[start Data shown]

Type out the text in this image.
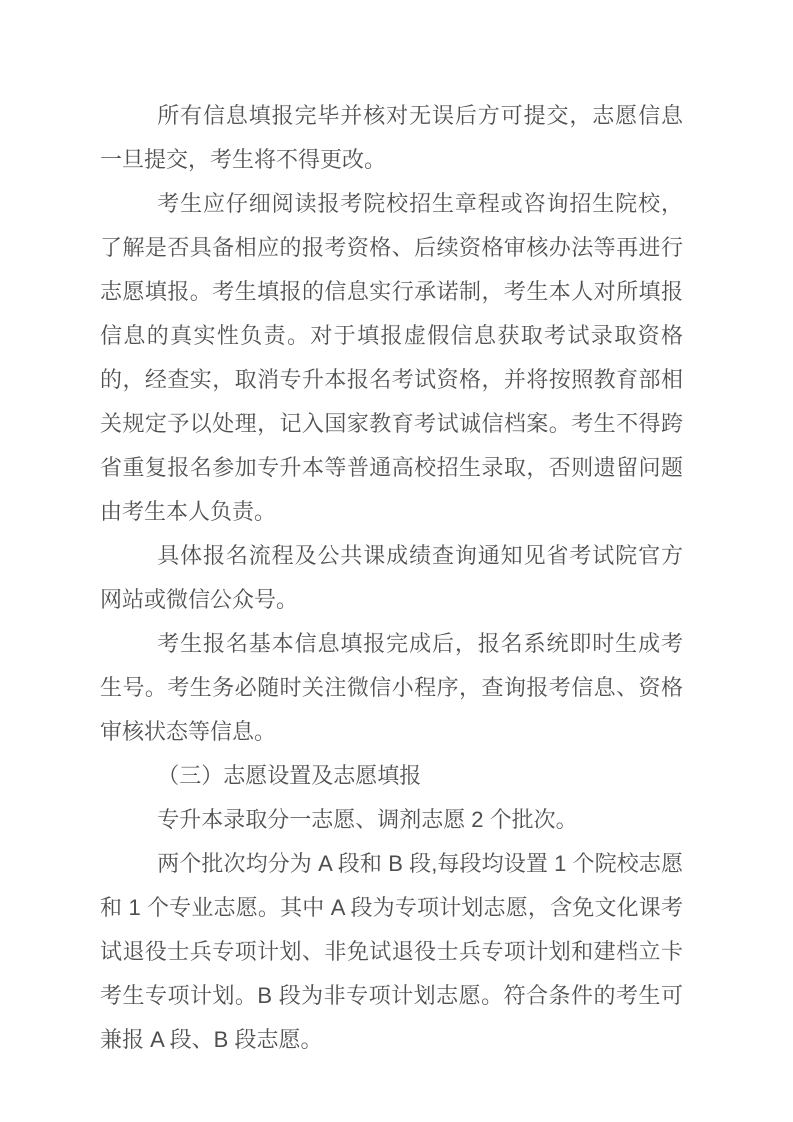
所有信息填报完毕并核对无误后方可提交，志愿信息一旦提交，考生将不得更改。

考生应仔细阅读报考院校招生章程或咨询招生院校，了解是否具备相应的报考资格、后续资格审核办法等再进行志愿填报。考生填报的信息实行承诺制，考生本人对所填报信息的真实性负责。对于填报虚假信息获取考试录取资格的，经查实，取消专升本报名考试资格，并将按照教育部相关规定予以处理，记入国家教育考试诚信档案。考生不得跨省重复报名参加专升本等普通高校招生录取，否则遗留问题由考生本人负责。

具体报名流程及公共课成绩查询通知见省考试院官方网站或微信公众号。

考生报名基本信息填报完成后，报名系统即时生成考生号。考生务必随时关注微信小程序，查询报考信息、资格审核状态等信息。

（三）志愿设置及志愿填报

专升本录取分一志愿、调剂志愿 2 个批次。

两个批次均分为 A 段和 B 段,每段均设置 1 个院校志愿和 1 个专业志愿。其中 A 段为专项计划志愿，含免文化课考试退役士兵专项计划、非免试退役士兵专项计划和建档立卡考生专项计划。B 段为非专项计划志愿。符合条件的考生可兼报 A 段、B 段志愿。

[end Data shown]

[What needs to be done]
Each record above should be copied character for character, with pictures dropped.

[Solution to this task]
Type out the text in this image.
所有信息填报完毕并核对无误后方可提交，志愿信息一旦提交，考生将不得更改。

考生应仔细阅读报考院校招生章程或咨询招生院校，了解是否具备相应的报考资格、后续资格审核办法等再进行志愿填报。考生填报的信息实行承诺制，考生本人对所填报信息的真实性负责。对于填报虚假信息获取考试录取资格的，经查实，取消专升本报名考试资格，并将按照教育部相关规定予以处理，记入国家教育考试诚信档案。考生不得跨省重复报名参加专升本等普通高校招生录取，否则遗留问题由考生本人负责。

具体报名流程及公共课成绩查询通知见省考试院官方网站或微信公众号。

考生报名基本信息填报完成后，报名系统即时生成考生号。考生务必随时关注微信小程序，查询报考信息、资格审核状态等信息。

（三）志愿设置及志愿填报

专升本录取分一志愿、调剂志愿 2 个批次。

两个批次均分为 A 段和 B 段,每段均设置 1 个院校志愿和 1 个专业志愿。其中 A 段为专项计划志愿，含免文化课考试退役士兵专项计划、非免试退役士兵专项计划和建档立卡考生专项计划。B 段为非专项计划志愿。符合条件的考生可兼报 A 段、B 段志愿。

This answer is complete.